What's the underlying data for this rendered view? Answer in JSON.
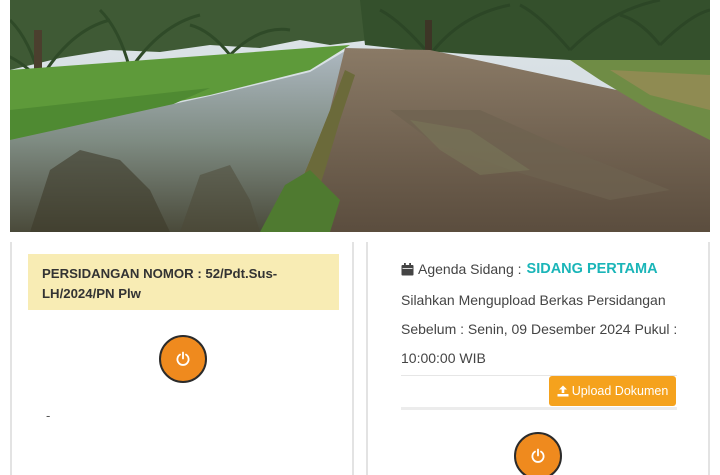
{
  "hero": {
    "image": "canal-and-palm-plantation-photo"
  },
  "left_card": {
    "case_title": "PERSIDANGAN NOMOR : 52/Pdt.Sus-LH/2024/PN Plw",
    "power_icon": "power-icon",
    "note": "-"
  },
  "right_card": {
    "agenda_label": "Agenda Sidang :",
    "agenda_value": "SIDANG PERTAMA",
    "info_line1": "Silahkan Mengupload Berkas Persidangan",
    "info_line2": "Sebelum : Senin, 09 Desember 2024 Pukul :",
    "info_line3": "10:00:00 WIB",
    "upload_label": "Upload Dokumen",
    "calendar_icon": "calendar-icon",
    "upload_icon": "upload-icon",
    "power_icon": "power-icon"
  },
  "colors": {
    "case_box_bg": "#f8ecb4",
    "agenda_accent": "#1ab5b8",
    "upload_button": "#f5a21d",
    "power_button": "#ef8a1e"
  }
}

--

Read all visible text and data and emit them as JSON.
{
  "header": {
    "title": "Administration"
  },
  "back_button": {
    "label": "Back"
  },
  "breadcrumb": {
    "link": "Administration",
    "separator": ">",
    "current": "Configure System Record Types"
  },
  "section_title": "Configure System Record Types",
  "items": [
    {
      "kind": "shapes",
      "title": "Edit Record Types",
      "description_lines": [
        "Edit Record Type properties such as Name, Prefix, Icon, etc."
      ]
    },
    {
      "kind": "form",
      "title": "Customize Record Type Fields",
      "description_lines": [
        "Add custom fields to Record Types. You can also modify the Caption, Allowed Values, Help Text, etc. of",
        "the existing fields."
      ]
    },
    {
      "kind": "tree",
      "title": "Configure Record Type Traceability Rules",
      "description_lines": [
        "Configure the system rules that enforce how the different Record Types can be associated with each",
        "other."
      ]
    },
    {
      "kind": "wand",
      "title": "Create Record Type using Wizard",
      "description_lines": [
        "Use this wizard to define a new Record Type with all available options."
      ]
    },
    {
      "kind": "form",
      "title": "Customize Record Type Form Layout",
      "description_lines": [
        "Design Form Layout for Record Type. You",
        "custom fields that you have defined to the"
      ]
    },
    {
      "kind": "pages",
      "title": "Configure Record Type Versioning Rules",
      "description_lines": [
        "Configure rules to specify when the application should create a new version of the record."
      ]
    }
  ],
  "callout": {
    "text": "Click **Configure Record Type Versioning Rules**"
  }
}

### WRITTEN INSTRUCTION
Copy every line from the records above that contains the word "with".

### REPLY
        "Configure the system rules that enforce how the different Record Types can be associated with each",
        "Use this wizard to define a new Record Type with all available options."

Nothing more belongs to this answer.